:: RECORDED INFORMATION

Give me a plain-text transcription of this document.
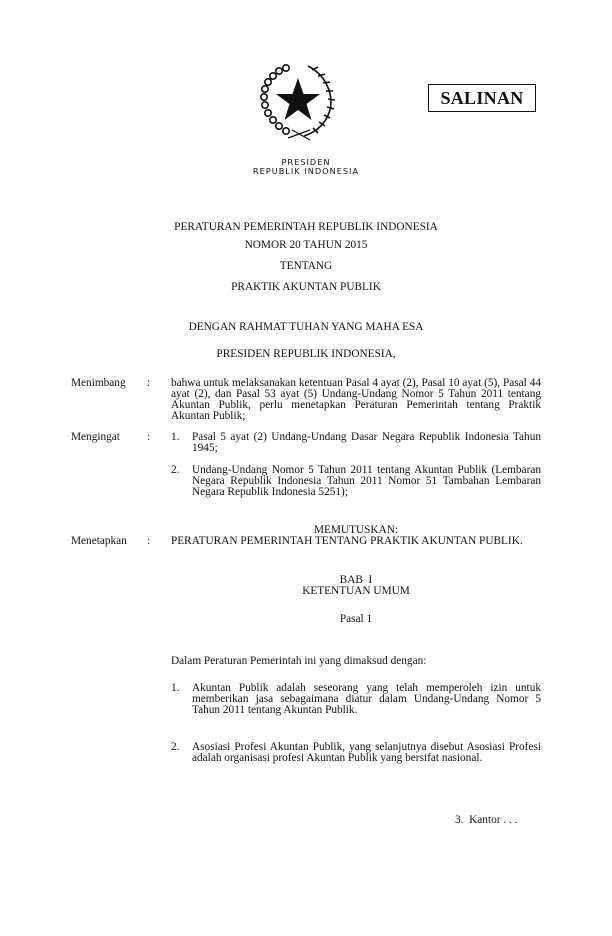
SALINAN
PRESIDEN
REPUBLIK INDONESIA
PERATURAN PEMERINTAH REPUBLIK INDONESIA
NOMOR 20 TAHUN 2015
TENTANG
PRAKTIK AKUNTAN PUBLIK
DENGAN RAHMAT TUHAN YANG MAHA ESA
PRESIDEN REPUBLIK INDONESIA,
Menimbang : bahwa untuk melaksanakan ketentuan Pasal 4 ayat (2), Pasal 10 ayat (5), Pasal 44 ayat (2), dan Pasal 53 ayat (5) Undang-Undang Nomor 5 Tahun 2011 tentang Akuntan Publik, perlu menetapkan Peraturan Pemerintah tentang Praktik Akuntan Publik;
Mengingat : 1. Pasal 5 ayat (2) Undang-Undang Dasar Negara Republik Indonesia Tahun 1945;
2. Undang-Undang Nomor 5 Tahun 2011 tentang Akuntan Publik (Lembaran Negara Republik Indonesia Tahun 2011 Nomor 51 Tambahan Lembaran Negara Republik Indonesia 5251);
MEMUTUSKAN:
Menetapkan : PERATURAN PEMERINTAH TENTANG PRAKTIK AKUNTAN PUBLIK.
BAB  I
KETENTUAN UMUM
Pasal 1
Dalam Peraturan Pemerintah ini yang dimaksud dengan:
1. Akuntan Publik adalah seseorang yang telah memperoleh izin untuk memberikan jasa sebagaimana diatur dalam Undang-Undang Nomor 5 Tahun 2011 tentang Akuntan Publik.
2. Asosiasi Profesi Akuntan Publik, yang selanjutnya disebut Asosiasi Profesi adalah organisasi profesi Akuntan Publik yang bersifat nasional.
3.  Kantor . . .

::::
:: RECORDED INFORMATION

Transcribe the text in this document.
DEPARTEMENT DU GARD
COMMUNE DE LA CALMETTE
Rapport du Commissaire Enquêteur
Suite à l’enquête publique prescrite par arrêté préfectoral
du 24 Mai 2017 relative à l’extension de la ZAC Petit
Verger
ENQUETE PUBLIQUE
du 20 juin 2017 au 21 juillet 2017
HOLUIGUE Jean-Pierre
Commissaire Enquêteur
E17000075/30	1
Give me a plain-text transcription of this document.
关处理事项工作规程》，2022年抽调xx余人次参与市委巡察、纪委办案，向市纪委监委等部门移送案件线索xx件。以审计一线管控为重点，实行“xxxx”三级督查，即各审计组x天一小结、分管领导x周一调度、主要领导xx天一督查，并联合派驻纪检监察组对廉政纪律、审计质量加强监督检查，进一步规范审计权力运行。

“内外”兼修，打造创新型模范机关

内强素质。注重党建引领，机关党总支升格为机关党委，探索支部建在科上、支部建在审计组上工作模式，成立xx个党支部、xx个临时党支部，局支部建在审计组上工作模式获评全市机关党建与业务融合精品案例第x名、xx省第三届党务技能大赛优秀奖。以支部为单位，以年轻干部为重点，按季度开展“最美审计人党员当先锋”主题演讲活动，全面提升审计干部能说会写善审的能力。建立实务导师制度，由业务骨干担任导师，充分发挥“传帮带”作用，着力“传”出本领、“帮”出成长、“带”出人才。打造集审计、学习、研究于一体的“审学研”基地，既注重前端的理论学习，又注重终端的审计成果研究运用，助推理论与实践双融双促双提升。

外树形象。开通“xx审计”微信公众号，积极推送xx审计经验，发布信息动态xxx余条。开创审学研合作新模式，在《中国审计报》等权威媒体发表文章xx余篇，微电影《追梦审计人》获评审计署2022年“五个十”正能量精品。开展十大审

::::
:: RECORDED INFORMATION

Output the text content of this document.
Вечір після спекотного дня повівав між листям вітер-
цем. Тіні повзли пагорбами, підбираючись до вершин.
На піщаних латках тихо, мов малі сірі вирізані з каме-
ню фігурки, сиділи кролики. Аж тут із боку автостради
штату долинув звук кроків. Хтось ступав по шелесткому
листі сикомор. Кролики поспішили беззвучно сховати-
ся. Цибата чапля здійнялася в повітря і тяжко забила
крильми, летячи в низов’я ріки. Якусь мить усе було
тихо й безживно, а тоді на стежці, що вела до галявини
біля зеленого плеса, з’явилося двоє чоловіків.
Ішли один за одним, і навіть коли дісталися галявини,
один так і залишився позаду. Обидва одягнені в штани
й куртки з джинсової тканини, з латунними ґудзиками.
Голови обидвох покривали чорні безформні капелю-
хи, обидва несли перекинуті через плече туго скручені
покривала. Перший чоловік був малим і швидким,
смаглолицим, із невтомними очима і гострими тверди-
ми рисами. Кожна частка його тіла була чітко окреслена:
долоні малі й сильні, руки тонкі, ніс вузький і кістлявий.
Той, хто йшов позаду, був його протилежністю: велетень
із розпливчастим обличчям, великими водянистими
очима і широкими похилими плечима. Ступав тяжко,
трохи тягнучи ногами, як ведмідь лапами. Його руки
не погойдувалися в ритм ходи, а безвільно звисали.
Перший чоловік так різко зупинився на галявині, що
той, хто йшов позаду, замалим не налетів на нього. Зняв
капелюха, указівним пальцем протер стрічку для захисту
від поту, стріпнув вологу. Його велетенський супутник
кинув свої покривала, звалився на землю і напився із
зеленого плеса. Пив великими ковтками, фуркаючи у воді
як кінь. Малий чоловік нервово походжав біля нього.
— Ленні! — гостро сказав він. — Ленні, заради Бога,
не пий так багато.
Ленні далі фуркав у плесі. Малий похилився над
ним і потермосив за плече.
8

::::

● GOAL:
Each line of the data that includes the word "this" counts once; report the total and nothing more.

● FINAL ANSWER:
4